Reproduce each line bearing the word "increasing".

_____

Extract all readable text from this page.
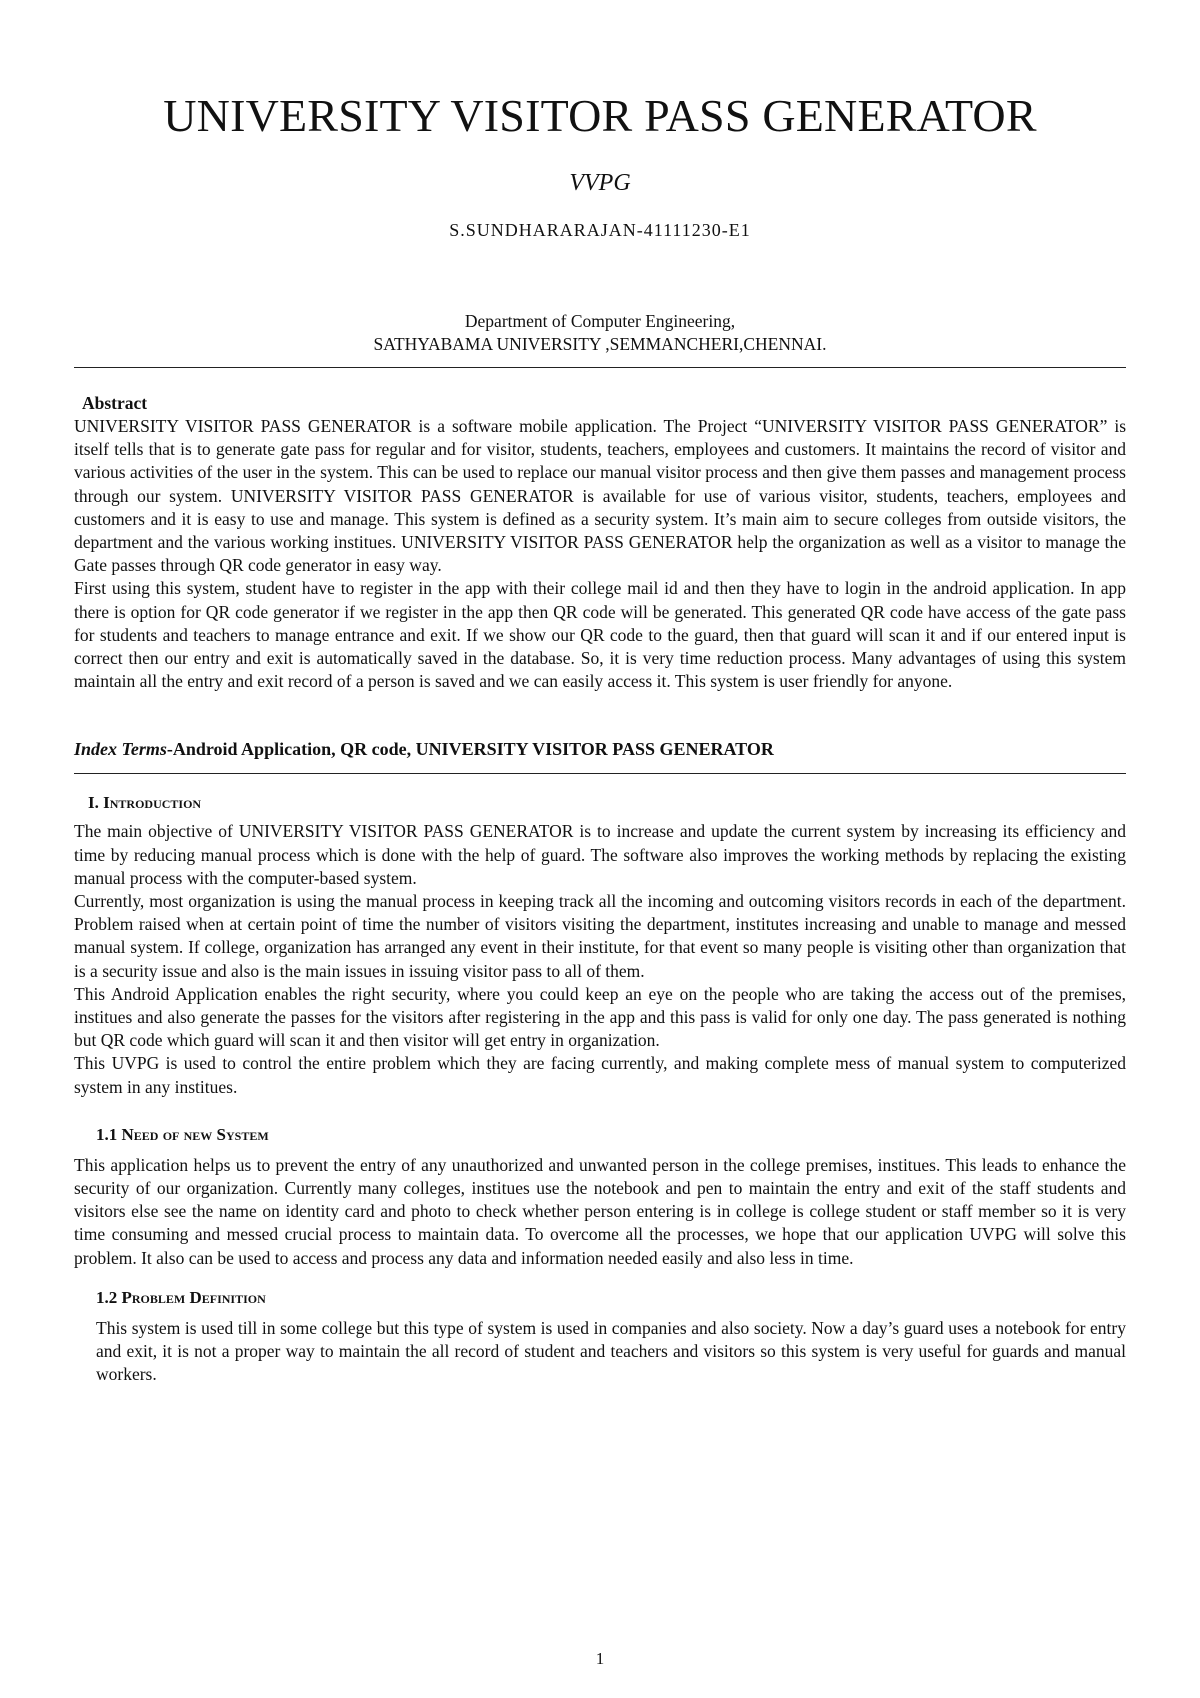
UNIVERSITY VISITOR PASS GENERATOR

VVPG

S.SUNDHARARAJAN-41111230-E1

Department of Computer Engineering,
SATHYABAMA UNIVERSITY ,SEMMANCHERI,CHENNAI.
Abstract

UNIVERSITY VISITOR PASS GENERATOR is a software mobile application. The Project “UNIVERSITY VISITOR PASS GENERATOR” is itself tells that is to generate gate pass for regular and for visitor, students, teachers, employees and customers. It maintains the record of visitor and various activities of the user in the system. This can be used to replace our manual visitor process and then give them passes and management process through our system. UNIVERSITY VISITOR PASS GENERATOR is available for use of various visitor, students, teachers, employees and customers and it is easy to use and manage. This system is defined as a security system. It’s main aim to secure colleges from outside visitors, the department and the various working institues. UNIVERSITY VISITOR PASS GENERATOR help the organization as well as a visitor to manage the Gate passes through QR code generator in easy way.

First using this system, student have to register in the app with their college mail id and then they have to login in the android application. In app there is option for QR code generator if we register in the app then QR code will be generated. This generated QR code have access of the gate pass for students and teachers to manage entrance and exit. If we show our QR code to the guard, then that guard will scan it and if our entered input is correct then our entry and exit is automatically saved in the database. So, it is very time reduction process. Many advantages of using this system maintain all the entry and exit record of a person is saved and we can easily access it. This system is user friendly for anyone.

Index Terms-Android Application, QR code, UNIVERSITY VISITOR PASS GENERATOR
I. Introduction

The main objective of UNIVERSITY VISITOR PASS GENERATOR is to increase and update the current system by increasing its efficiency and time by reducing manual process which is done with the help of guard. The software also improves the working methods by replacing the existing manual process with the computer-based system.

Currently, most organization is using the manual process in keeping track all the incoming and outcoming visitors records in each of the department. Problem raised when at certain point of time the number of visitors visiting the department, institutes increasing and unable to manage and messed manual system. If college, organization has arranged any event in their institute, for that event so many people is visiting other than organization that is a security issue and also is the main issues in issuing visitor pass to all of them.

This Android Application enables the right security, where you could keep an eye on the people who are taking the access out of the premises, institues and also generate the passes for the visitors after registering in the app and this pass is valid for only one day. The pass generated is nothing but QR code which guard will scan it and then visitor will get entry in organization.

This UVPG is used to control the entire problem which they are facing currently, and making complete mess of manual system to computerized system in any institues.

1.1 Need of new System

This application helps us to prevent the entry of any unauthorized and unwanted person in the college premises, institues. This leads to enhance the security of our organization. Currently many colleges, institues use the notebook and pen to maintain the entry and exit of the staff students and visitors else see the name on identity card and photo to check whether person entering is in college is college student or staff member so it is very time consuming and messed crucial process to maintain data. To overcome all the processes, we hope that our application UVPG will solve this problem. It also can be used to access and process any data and information needed easily and also less in time.

1.2 Problem Definition

This system is used till in some college but this type of system is used in companies and also society. Now a day’s guard uses a notebook for entry and exit, it is not a proper way to maintain the all record of student and teachers and visitors so this system is very useful for guards and manual workers.

1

_____

■ Full output:
The main objective of UNIVERSITY VISITOR PASS GENERATOR is to increase and update the current system by increasing its efficiency and time by reducing manual process which is done with the help of guard. The software also improves the working methods by replacing the existing manual process with the computer-based system.
Currently, most organization is using the manual process in keeping track all the incoming and outcoming visitors records in each of the department. Problem raised when at certain point of time the number of visitors visiting the department, institutes increasing and unable to manage and messed manual system. If college, organization has arranged any event in their institute, for that event so many people is visiting other than organization that is a security issue and also is the main issues in issuing visitor pass to all of them.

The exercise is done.